• EXERCISE GOAL
Copy out each line of the data that holds the word "Camera".

• THE INPUT

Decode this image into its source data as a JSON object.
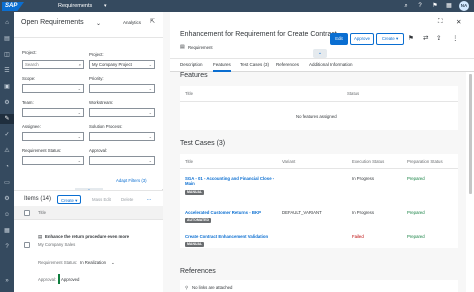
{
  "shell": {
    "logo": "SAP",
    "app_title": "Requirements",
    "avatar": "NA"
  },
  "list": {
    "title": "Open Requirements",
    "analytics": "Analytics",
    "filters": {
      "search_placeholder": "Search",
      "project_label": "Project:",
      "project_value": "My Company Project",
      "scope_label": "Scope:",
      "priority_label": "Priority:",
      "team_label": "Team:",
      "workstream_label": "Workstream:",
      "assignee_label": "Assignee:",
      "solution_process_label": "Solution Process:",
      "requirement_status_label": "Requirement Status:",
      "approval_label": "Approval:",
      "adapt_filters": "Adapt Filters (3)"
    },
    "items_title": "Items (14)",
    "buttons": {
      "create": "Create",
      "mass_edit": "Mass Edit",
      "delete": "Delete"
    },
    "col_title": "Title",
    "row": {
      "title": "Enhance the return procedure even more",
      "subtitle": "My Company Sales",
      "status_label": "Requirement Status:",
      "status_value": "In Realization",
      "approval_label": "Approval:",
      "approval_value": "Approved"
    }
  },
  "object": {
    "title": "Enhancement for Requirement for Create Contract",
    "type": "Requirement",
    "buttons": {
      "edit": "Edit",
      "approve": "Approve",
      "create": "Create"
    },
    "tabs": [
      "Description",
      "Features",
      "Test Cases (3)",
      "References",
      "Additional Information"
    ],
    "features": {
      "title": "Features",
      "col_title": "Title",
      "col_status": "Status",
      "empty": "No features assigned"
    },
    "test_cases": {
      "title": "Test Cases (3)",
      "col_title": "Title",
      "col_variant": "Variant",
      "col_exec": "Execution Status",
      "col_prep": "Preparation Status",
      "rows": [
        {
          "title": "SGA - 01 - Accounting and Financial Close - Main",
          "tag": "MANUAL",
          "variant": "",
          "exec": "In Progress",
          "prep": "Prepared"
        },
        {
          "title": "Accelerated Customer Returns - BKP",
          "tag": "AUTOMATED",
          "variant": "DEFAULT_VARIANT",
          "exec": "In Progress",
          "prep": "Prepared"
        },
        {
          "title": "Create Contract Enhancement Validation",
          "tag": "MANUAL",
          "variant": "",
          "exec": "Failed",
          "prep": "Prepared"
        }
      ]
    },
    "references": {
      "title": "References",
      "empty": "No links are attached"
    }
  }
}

==

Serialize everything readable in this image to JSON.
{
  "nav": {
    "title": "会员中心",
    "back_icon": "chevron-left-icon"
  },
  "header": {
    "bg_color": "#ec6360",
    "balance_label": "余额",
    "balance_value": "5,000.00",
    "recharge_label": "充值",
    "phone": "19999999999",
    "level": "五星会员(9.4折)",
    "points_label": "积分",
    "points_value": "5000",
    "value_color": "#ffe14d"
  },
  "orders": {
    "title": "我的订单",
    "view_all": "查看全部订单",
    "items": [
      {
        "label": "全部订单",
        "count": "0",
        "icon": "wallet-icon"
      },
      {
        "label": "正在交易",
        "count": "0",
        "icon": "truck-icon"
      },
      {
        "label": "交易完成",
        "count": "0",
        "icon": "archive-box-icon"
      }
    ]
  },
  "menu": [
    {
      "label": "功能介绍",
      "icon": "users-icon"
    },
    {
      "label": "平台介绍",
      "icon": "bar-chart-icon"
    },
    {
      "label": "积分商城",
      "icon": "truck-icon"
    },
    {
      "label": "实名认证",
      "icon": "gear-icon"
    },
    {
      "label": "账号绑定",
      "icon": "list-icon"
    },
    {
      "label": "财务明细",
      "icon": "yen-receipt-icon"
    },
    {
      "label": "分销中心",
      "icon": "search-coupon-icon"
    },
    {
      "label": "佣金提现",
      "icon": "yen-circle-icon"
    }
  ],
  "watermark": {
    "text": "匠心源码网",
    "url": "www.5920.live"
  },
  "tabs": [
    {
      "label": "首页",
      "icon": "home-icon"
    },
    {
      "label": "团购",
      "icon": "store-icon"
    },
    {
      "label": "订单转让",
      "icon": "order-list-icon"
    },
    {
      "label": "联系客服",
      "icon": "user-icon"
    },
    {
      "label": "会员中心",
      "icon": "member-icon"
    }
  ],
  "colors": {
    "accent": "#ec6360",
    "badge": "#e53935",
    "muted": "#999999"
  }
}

* * *

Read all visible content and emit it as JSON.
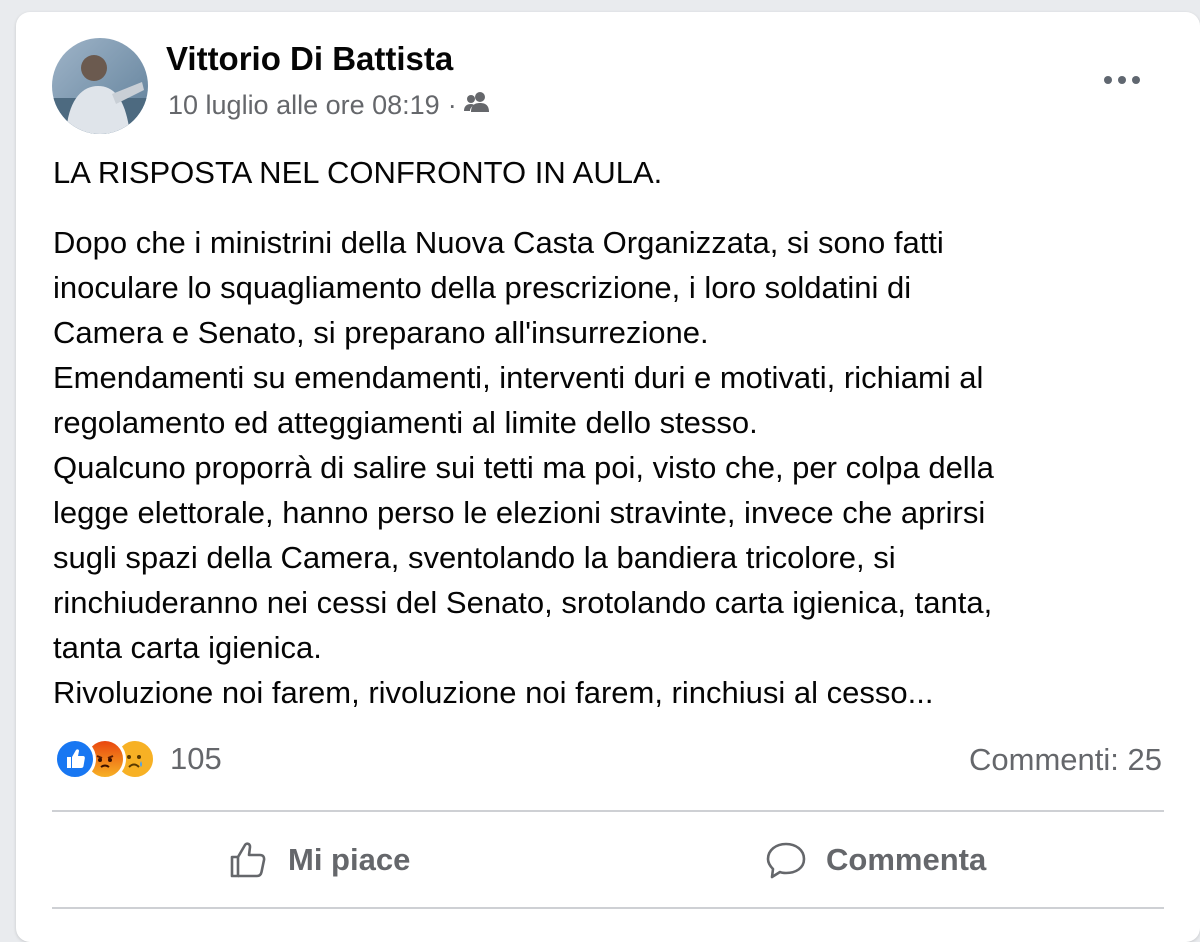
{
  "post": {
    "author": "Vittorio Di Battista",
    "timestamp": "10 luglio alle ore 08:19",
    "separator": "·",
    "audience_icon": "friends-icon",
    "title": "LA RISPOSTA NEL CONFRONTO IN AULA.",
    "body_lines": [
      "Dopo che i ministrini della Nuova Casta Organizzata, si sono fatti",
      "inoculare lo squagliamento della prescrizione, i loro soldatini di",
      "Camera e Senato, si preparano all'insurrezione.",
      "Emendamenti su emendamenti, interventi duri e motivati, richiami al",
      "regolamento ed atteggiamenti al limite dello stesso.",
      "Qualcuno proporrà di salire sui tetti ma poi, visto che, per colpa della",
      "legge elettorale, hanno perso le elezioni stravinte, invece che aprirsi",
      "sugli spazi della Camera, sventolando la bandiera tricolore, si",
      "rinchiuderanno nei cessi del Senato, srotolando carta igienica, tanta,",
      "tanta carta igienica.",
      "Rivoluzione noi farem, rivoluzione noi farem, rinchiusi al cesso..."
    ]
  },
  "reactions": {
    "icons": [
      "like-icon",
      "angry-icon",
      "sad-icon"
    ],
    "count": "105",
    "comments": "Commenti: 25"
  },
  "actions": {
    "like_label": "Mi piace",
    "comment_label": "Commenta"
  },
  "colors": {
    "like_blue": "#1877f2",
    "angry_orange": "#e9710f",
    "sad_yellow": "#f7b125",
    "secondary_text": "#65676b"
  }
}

• TASK OUTPUT
      "Camera e Senato, si preparano all'insurrezione.",
      "sugli spazi della Camera, sventolando la bandiera tricolore, si",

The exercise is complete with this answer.